▶ _Data supplied_
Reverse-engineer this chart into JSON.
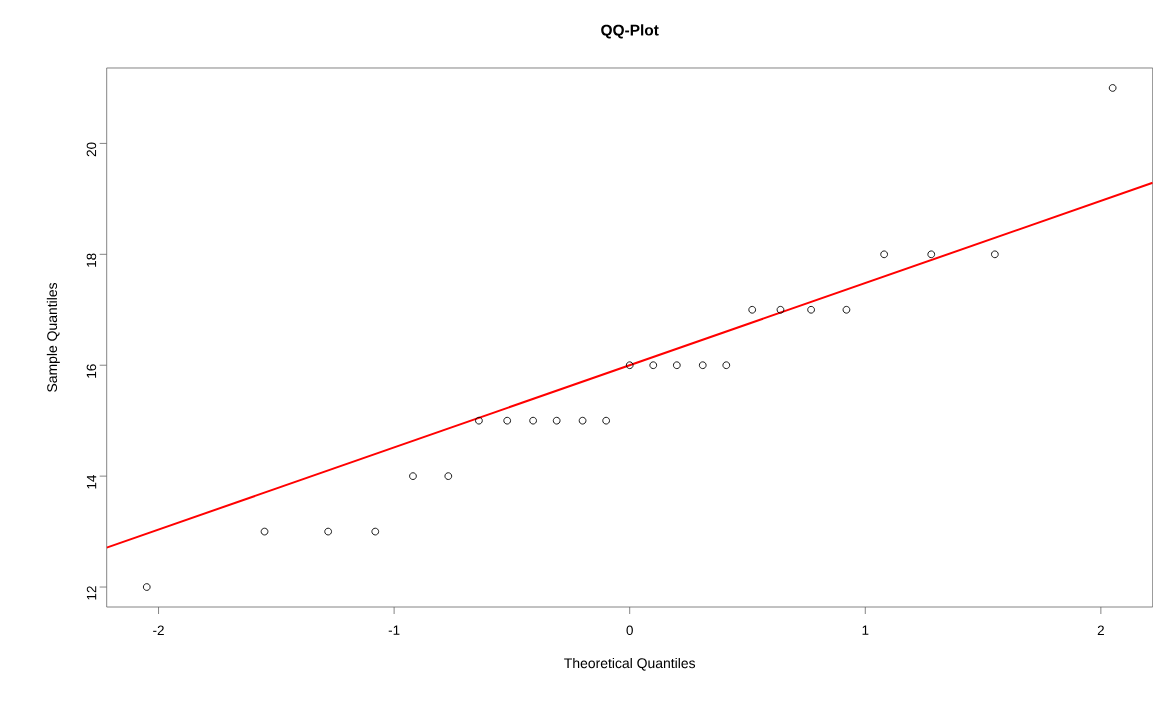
{
  "chart_data": {
    "type": "scatter",
    "title": "QQ-Plot",
    "xlabel": "Theoretical Quantiles",
    "ylabel": "Sample Quantiles",
    "x": [
      -2.05,
      -1.55,
      -1.28,
      -1.08,
      -0.92,
      -0.77,
      -0.64,
      -0.52,
      -0.41,
      -0.31,
      -0.2,
      -0.1,
      0,
      0.1,
      0.2,
      0.31,
      0.41,
      0.52,
      0.64,
      0.77,
      0.92,
      1.08,
      1.28,
      1.55,
      2.05
    ],
    "series": [
      {
        "marker": "circle",
        "color": "#000000",
        "values": [
          12,
          13,
          13,
          13,
          14,
          14,
          15,
          15,
          15,
          15,
          15,
          15,
          16,
          16,
          16,
          16,
          16,
          17,
          17,
          17,
          17,
          18,
          18,
          18,
          21
        ]
      },
      {
        "type": "line",
        "color": "#ff0000",
        "line_style": "solid",
        "x": [
          -2.22,
          2.22
        ],
        "values": [
          12.71,
          19.29
        ]
      }
    ],
    "xlim": [
      -2.22,
      2.22
    ],
    "ylim": [
      11.64,
      21.36
    ],
    "xticks": [
      -2,
      -1,
      0,
      1,
      2
    ],
    "yticks": [
      12,
      14,
      16,
      18,
      20
    ]
  }
}
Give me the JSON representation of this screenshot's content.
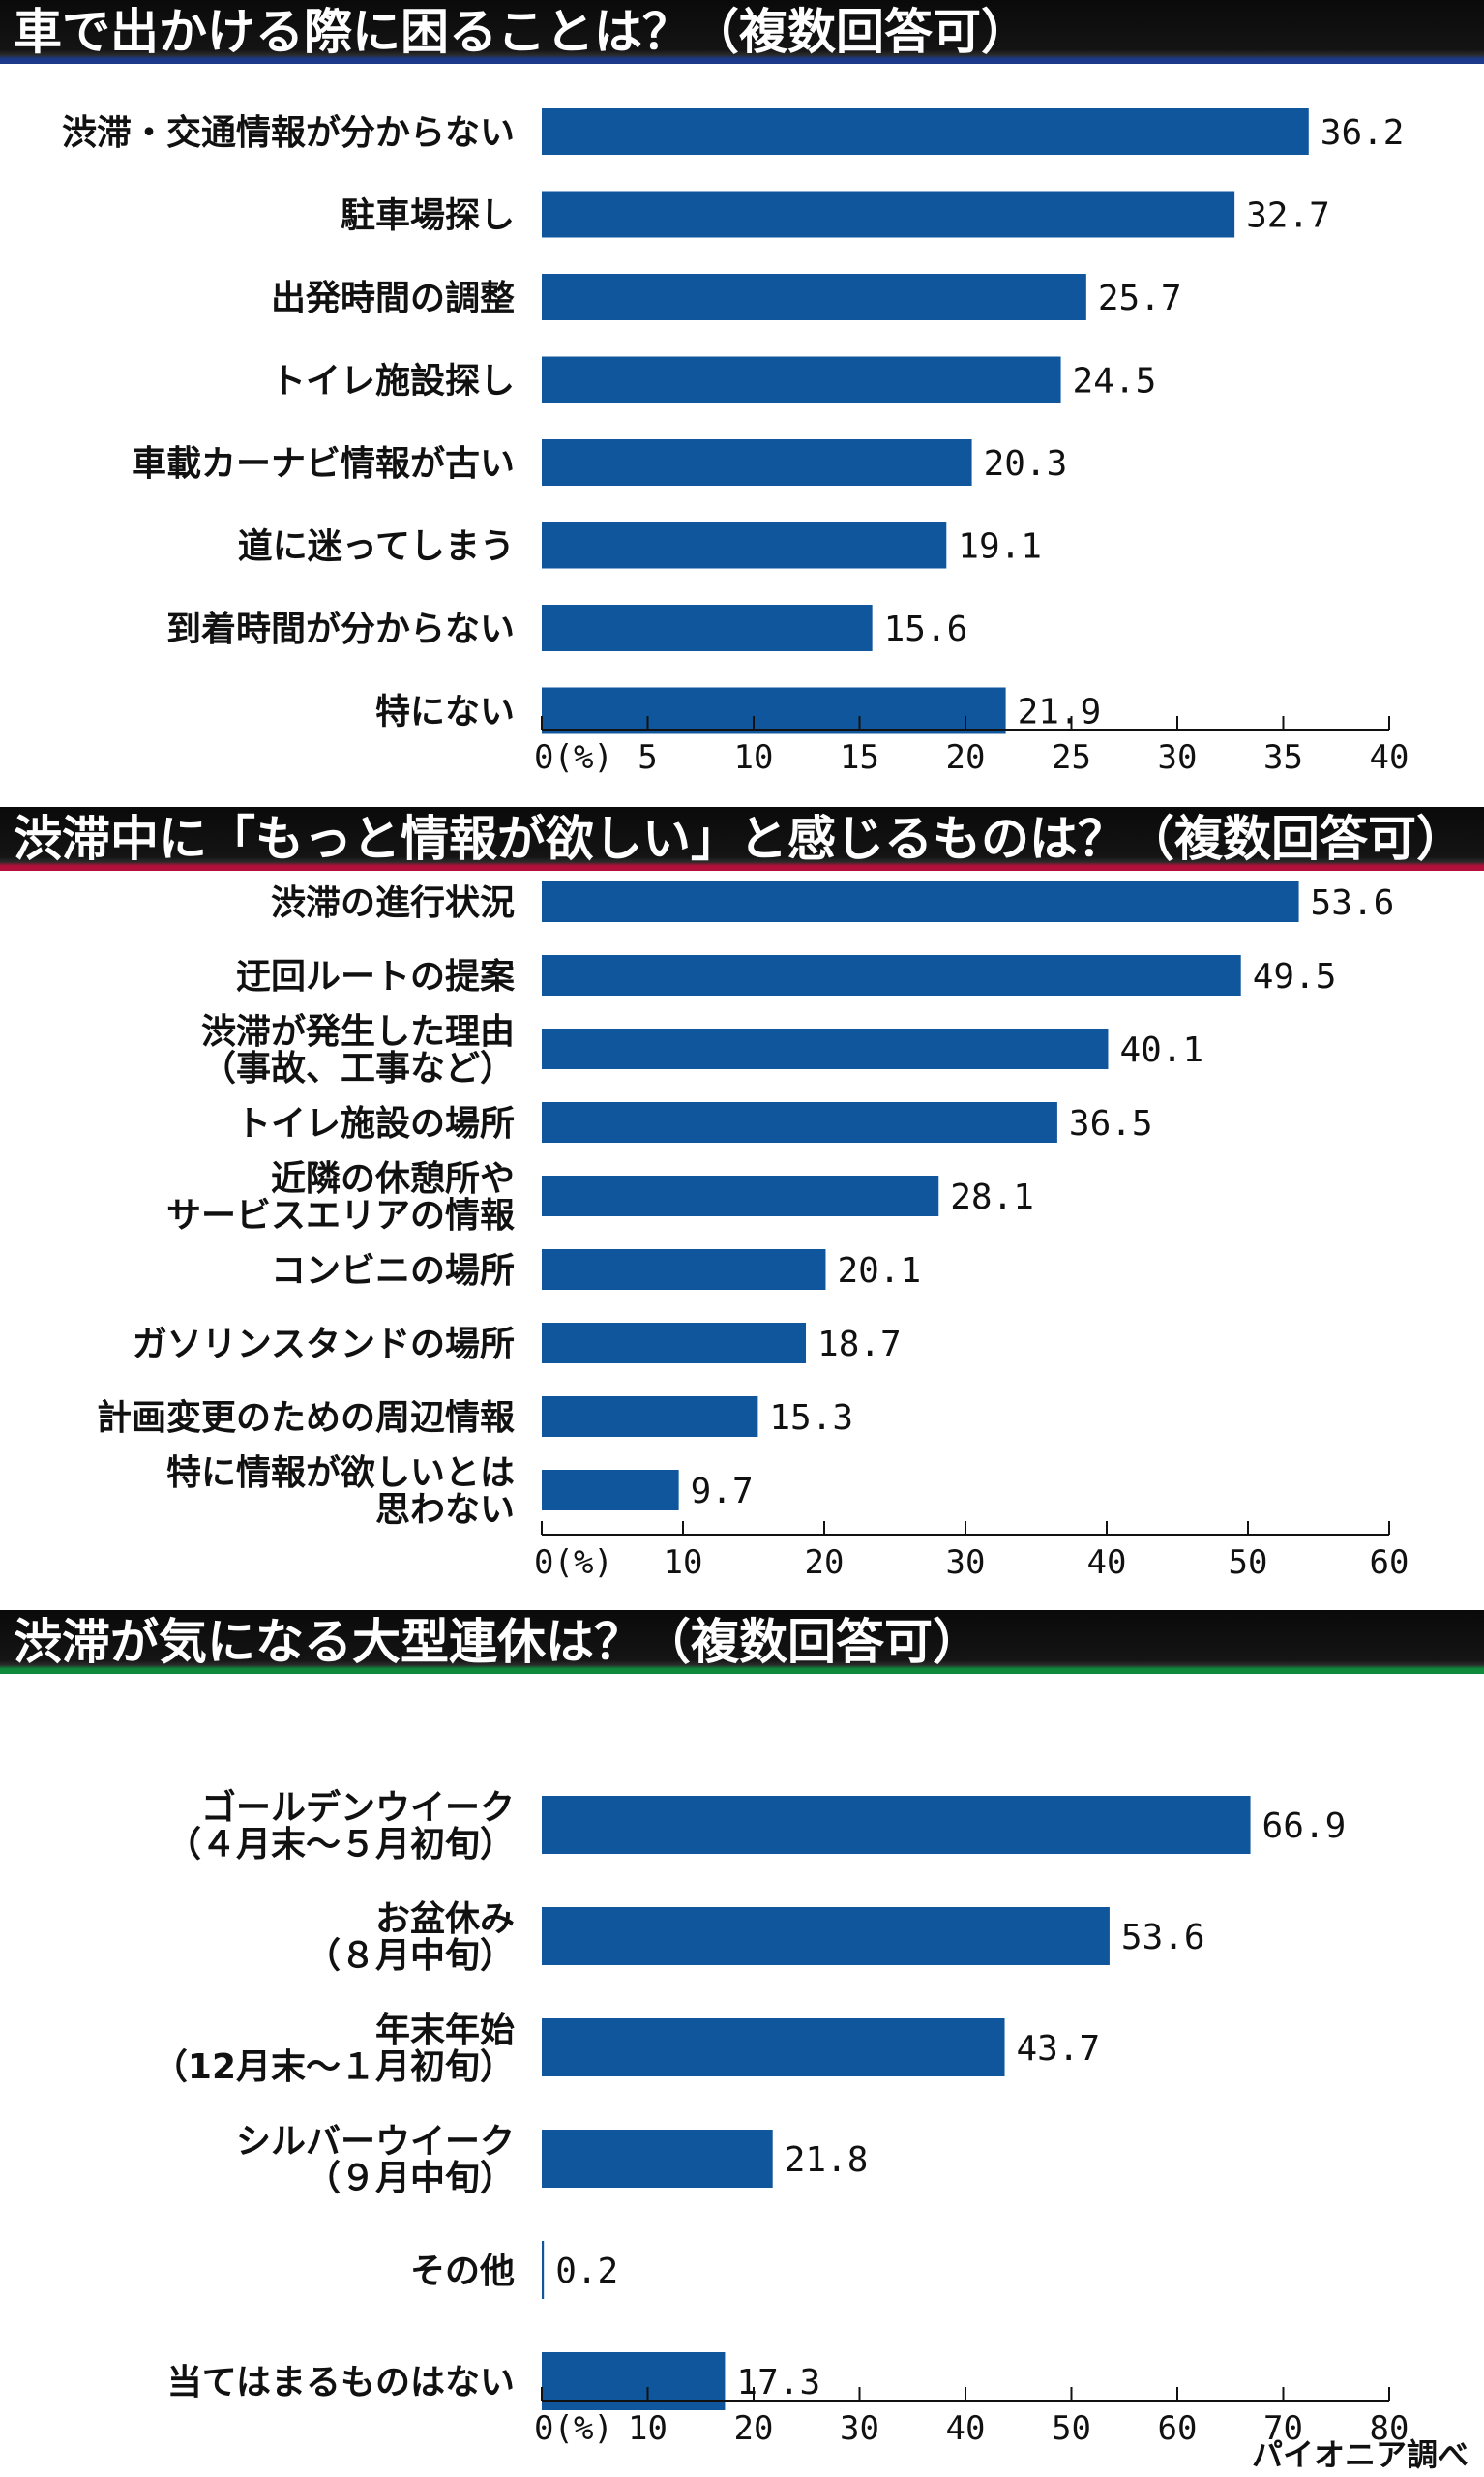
{
  "source": "パイオニア調べ",
  "colors": {
    "bar": "#0f569c",
    "accent1": "#1d3a8a",
    "accent2": "#b0103a",
    "accent3": "#0f8a3c"
  },
  "chart_data": [
    {
      "type": "bar",
      "orientation": "horizontal",
      "title": "車で出かける際に困ることは？（複数回答可）",
      "categories": [
        [
          "渋滞・交通情報が分からない"
        ],
        [
          "駐車場探し"
        ],
        [
          "出発時間の調整"
        ],
        [
          "トイレ施設探し"
        ],
        [
          "車載カーナビ情報が古い"
        ],
        [
          "道に迷ってしまう"
        ],
        [
          "到着時間が分からない"
        ],
        [
          "特にない"
        ]
      ],
      "values": [
        36.2,
        32.7,
        25.7,
        24.5,
        20.3,
        19.1,
        15.6,
        21.9
      ],
      "value_labels": [
        "36.2",
        "32.7",
        "25.7",
        "24.5",
        "20.3",
        "19.1",
        "15.6",
        "21.9"
      ],
      "xlim": [
        0,
        40
      ],
      "ticks": [
        0,
        5,
        10,
        15,
        20,
        25,
        30,
        35,
        40
      ],
      "tick_labels": [
        "0(%)",
        "5",
        "10",
        "15",
        "20",
        "25",
        "30",
        "35",
        "40"
      ],
      "xlabel": "(%)"
    },
    {
      "type": "bar",
      "orientation": "horizontal",
      "title": "渋滞中に「もっと情報が欲しい」と感じるものは？（複数回答可）",
      "categories": [
        [
          "渋滞の進行状況"
        ],
        [
          "迂回ルートの提案"
        ],
        [
          "渋滞が発生した理由",
          "（事故、工事など）"
        ],
        [
          "トイレ施設の場所"
        ],
        [
          "近隣の休憩所や",
          "サービスエリアの情報"
        ],
        [
          "コンビニの場所"
        ],
        [
          "ガソリンスタンドの場所"
        ],
        [
          "計画変更のための周辺情報"
        ],
        [
          "特に情報が欲しいとは",
          "思わない"
        ]
      ],
      "values": [
        53.6,
        49.5,
        40.1,
        36.5,
        28.1,
        20.1,
        18.7,
        15.3,
        9.7
      ],
      "value_labels": [
        "53.6",
        "49.5",
        "40.1",
        "36.5",
        "28.1",
        "20.1",
        "18.7",
        "15.3",
        "9.7"
      ],
      "xlim": [
        0,
        60
      ],
      "ticks": [
        0,
        10,
        20,
        30,
        40,
        50,
        60
      ],
      "tick_labels": [
        "0(%)",
        "10",
        "20",
        "30",
        "40",
        "50",
        "60"
      ],
      "xlabel": "(%)"
    },
    {
      "type": "bar",
      "orientation": "horizontal",
      "title": "渋滞が気になる大型連休は？（複数回答可）",
      "categories": [
        [
          "ゴールデンウイーク",
          "（４月末～５月初旬）"
        ],
        [
          "お盆休み",
          "（８月中旬）"
        ],
        [
          "年末年始",
          "（12月末～１月初旬）"
        ],
        [
          "シルバーウイーク",
          "（９月中旬）"
        ],
        [
          "その他"
        ],
        [
          "当てはまるものはない"
        ]
      ],
      "values": [
        66.9,
        53.6,
        43.7,
        21.8,
        0.2,
        17.3
      ],
      "value_labels": [
        "66.9",
        "53.6",
        "43.7",
        "21.8",
        "0.2",
        "17.3"
      ],
      "xlim": [
        0,
        80
      ],
      "ticks": [
        0,
        10,
        20,
        30,
        40,
        50,
        60,
        70,
        80
      ],
      "tick_labels": [
        "0(%)",
        "10",
        "20",
        "30",
        "40",
        "50",
        "60",
        "70",
        "80"
      ],
      "xlabel": "(%)"
    }
  ]
}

▶ _Directive_
Copy each line in full and exactly, omitting any picture.

▶ _Full output_
Reverse-engineer this chart into JSON.
{
  "chart_data": {
    "type": "scatter",
    "title": "QQ-Plot",
    "xlabel": "Theoretical Quantiles",
    "ylabel": "Sample Quantiles",
    "x": [
      -2.05,
      -1.55,
      -1.28,
      -1.08,
      -0.92,
      -0.77,
      -0.64,
      -0.52,
      -0.41,
      -0.31,
      -0.2,
      -0.1,
      0,
      0.1,
      0.2,
      0.31,
      0.41,
      0.52,
      0.64,
      0.77,
      0.92,
      1.08,
      1.28,
      1.55,
      2.05
    ],
    "series": [
      {
        "marker": "circle",
        "color": "#000000",
        "values": [
          12,
          13,
          13,
          13,
          14,
          14,
          15,
          15,
          15,
          15,
          15,
          15,
          16,
          16,
          16,
          16,
          16,
          17,
          17,
          17,
          17,
          18,
          18,
          18,
          21
        ]
      },
      {
        "type": "line",
        "color": "#ff0000",
        "line_style": "solid",
        "x": [
          -2.22,
          2.22
        ],
        "values": [
          12.71,
          19.29
        ]
      }
    ],
    "xlim": [
      -2.22,
      2.22
    ],
    "ylim": [
      11.64,
      21.36
    ],
    "xticks": [
      -2,
      -1,
      0,
      1,
      2
    ],
    "yticks": [
      12,
      14,
      16,
      18,
      20
    ]
  }
}
Give me the JSON representation of this screenshot's content.
{
  "source": "パイオニア調べ",
  "colors": {
    "bar": "#0f569c",
    "accent1": "#1d3a8a",
    "accent2": "#b0103a",
    "accent3": "#0f8a3c"
  },
  "chart_data": [
    {
      "type": "bar",
      "orientation": "horizontal",
      "title": "車で出かける際に困ることは？（複数回答可）",
      "categories": [
        [
          "渋滞・交通情報が分からない"
        ],
        [
          "駐車場探し"
        ],
        [
          "出発時間の調整"
        ],
        [
          "トイレ施設探し"
        ],
        [
          "車載カーナビ情報が古い"
        ],
        [
          "道に迷ってしまう"
        ],
        [
          "到着時間が分からない"
        ],
        [
          "特にない"
        ]
      ],
      "values": [
        36.2,
        32.7,
        25.7,
        24.5,
        20.3,
        19.1,
        15.6,
        21.9
      ],
      "value_labels": [
        "36.2",
        "32.7",
        "25.7",
        "24.5",
        "20.3",
        "19.1",
        "15.6",
        "21.9"
      ],
      "xlim": [
        0,
        40
      ],
      "ticks": [
        0,
        5,
        10,
        15,
        20,
        25,
        30,
        35,
        40
      ],
      "tick_labels": [
        "0(%)",
        "5",
        "10",
        "15",
        "20",
        "25",
        "30",
        "35",
        "40"
      ],
      "xlabel": "(%)"
    },
    {
      "type": "bar",
      "orientation": "horizontal",
      "title": "渋滞中に「もっと情報が欲しい」と感じるものは？（複数回答可）",
      "categories": [
        [
          "渋滞の進行状況"
        ],
        [
          "迂回ルートの提案"
        ],
        [
          "渋滞が発生した理由",
          "（事故、工事など）"
        ],
        [
          "トイレ施設の場所"
        ],
        [
          "近隣の休憩所や",
          "サービスエリアの情報"
        ],
        [
          "コンビニの場所"
        ],
        [
          "ガソリンスタンドの場所"
        ],
        [
          "計画変更のための周辺情報"
        ],
        [
          "特に情報が欲しいとは",
          "思わない"
        ]
      ],
      "values": [
        53.6,
        49.5,
        40.1,
        36.5,
        28.1,
        20.1,
        18.7,
        15.3,
        9.7
      ],
      "value_labels": [
        "53.6",
        "49.5",
        "40.1",
        "36.5",
        "28.1",
        "20.1",
        "18.7",
        "15.3",
        "9.7"
      ],
      "xlim": [
        0,
        60
      ],
      "ticks": [
        0,
        10,
        20,
        30,
        40,
        50,
        60
      ],
      "tick_labels": [
        "0(%)",
        "10",
        "20",
        "30",
        "40",
        "50",
        "60"
      ],
      "xlabel": "(%)"
    },
    {
      "type": "bar",
      "orientation": "horizontal",
      "title": "渋滞が気になる大型連休は？（複数回答可）",
      "categories": [
        [
          "ゴールデンウイーク",
          "（４月末～５月初旬）"
        ],
        [
          "お盆休み",
          "（８月中旬）"
        ],
        [
          "年末年始",
          "（12月末～１月初旬）"
        ],
        [
          "シルバーウイーク",
          "（９月中旬）"
        ],
        [
          "その他"
        ],
        [
          "当てはまるものはない"
        ]
      ],
      "values": [
        66.9,
        53.6,
        43.7,
        21.8,
        0.2,
        17.3
      ],
      "value_labels": [
        "66.9",
        "53.6",
        "43.7",
        "21.8",
        "0.2",
        "17.3"
      ],
      "xlim": [
        0,
        80
      ],
      "ticks": [
        0,
        10,
        20,
        30,
        40,
        50,
        60,
        70,
        80
      ],
      "tick_labels": [
        "0(%)",
        "10",
        "20",
        "30",
        "40",
        "50",
        "60",
        "70",
        "80"
      ],
      "xlabel": "(%)"
    }
  ]
}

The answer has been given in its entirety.